Records supplied:
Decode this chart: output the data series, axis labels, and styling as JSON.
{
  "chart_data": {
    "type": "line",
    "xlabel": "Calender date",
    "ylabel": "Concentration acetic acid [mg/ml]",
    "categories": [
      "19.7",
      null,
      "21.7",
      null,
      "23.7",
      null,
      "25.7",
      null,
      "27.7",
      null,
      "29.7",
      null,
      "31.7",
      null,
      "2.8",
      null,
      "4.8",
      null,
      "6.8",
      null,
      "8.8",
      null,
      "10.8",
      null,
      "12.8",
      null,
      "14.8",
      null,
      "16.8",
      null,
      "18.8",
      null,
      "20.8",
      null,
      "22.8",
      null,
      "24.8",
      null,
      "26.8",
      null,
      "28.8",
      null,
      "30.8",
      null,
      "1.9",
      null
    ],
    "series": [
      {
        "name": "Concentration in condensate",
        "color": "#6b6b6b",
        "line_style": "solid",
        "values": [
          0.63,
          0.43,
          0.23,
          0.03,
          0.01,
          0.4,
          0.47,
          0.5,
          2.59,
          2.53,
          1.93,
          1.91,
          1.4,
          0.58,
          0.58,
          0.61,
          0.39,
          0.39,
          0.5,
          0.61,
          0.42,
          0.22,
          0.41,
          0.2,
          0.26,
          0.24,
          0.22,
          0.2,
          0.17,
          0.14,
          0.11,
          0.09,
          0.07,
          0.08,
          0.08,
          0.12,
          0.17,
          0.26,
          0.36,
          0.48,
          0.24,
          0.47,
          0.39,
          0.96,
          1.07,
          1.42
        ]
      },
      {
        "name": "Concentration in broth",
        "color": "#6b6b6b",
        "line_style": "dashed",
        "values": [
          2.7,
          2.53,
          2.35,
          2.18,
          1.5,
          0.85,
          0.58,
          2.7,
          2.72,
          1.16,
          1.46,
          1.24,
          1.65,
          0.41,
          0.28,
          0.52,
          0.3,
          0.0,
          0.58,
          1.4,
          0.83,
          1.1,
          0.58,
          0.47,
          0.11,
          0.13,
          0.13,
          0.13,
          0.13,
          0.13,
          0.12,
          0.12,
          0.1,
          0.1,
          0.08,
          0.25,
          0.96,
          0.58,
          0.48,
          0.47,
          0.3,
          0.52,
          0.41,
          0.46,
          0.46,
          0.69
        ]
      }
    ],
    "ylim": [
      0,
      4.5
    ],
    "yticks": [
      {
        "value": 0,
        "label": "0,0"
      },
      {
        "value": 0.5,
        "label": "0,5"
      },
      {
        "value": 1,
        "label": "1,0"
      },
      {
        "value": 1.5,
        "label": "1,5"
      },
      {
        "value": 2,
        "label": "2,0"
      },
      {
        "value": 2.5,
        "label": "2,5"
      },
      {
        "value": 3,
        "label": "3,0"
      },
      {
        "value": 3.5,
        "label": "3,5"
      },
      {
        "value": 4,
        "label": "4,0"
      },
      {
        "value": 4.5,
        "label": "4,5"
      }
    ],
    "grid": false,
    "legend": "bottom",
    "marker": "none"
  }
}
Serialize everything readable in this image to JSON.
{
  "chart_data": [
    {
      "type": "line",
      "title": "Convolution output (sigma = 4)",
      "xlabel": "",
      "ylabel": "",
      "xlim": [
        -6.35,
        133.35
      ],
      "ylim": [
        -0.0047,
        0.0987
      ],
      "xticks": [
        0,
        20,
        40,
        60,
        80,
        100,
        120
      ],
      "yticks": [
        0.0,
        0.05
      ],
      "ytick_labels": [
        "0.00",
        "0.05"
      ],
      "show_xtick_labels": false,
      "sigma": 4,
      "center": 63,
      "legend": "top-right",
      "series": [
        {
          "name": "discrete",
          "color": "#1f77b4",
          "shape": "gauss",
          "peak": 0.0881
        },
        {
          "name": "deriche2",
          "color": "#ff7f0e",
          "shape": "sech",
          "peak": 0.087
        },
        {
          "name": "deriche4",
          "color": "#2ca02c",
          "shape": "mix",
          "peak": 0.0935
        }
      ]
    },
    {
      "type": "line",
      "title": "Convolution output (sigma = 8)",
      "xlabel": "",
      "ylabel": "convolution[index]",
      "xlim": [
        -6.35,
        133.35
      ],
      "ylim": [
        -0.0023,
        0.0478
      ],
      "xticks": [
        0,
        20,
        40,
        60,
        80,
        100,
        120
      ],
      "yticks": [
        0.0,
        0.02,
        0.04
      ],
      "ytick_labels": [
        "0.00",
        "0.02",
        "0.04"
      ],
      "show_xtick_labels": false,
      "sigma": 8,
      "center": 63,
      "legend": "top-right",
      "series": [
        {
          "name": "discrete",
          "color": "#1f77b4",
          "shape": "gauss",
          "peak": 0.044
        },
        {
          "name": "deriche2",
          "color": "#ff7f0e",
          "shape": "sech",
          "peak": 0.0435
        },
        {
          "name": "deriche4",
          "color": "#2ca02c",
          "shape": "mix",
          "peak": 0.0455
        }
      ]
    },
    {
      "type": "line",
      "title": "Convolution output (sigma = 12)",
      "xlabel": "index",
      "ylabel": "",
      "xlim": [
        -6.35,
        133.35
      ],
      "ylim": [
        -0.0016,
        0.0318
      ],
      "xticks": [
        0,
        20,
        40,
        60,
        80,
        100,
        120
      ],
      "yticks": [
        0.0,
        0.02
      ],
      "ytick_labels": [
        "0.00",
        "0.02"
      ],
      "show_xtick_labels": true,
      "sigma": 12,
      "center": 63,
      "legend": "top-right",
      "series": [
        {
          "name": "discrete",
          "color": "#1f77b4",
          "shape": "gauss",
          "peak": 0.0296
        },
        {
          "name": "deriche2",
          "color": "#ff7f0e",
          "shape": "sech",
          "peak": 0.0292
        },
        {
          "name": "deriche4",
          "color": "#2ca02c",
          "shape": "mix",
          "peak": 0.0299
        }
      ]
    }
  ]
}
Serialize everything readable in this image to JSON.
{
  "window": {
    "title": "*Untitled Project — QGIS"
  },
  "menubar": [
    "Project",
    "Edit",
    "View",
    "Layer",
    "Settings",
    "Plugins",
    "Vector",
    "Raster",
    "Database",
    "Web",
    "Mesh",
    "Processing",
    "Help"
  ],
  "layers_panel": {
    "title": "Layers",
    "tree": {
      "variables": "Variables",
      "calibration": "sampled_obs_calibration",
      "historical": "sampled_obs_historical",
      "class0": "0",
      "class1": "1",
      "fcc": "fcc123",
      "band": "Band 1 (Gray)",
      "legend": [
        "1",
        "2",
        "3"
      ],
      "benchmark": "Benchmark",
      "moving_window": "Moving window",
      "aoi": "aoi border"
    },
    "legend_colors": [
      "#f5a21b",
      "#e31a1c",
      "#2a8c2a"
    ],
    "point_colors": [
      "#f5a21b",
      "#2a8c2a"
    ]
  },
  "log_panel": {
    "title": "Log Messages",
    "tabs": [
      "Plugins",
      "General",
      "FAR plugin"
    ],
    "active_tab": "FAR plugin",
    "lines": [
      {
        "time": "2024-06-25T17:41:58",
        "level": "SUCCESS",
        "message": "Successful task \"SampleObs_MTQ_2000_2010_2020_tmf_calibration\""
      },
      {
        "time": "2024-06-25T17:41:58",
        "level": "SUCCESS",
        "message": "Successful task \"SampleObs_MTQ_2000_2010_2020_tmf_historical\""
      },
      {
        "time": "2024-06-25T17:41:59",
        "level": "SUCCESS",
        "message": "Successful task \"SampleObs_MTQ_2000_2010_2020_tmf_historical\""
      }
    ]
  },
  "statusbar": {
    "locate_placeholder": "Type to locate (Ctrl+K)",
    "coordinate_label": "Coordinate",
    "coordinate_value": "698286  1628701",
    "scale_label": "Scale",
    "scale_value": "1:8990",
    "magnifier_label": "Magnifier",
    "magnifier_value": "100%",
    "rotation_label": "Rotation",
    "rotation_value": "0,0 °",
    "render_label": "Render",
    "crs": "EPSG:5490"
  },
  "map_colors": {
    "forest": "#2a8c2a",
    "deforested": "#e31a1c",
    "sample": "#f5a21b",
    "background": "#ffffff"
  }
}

Stated task: Which lines in the listing above hold the word "sigma"? Show each of them.

Response to the task:
      "title": "Convolution output (sigma = 4)",
      "sigma": 4,
      "title": "Convolution output (sigma = 8)",
      "sigma": 8,
      "title": "Convolution output (sigma = 12)",
      "sigma": 12,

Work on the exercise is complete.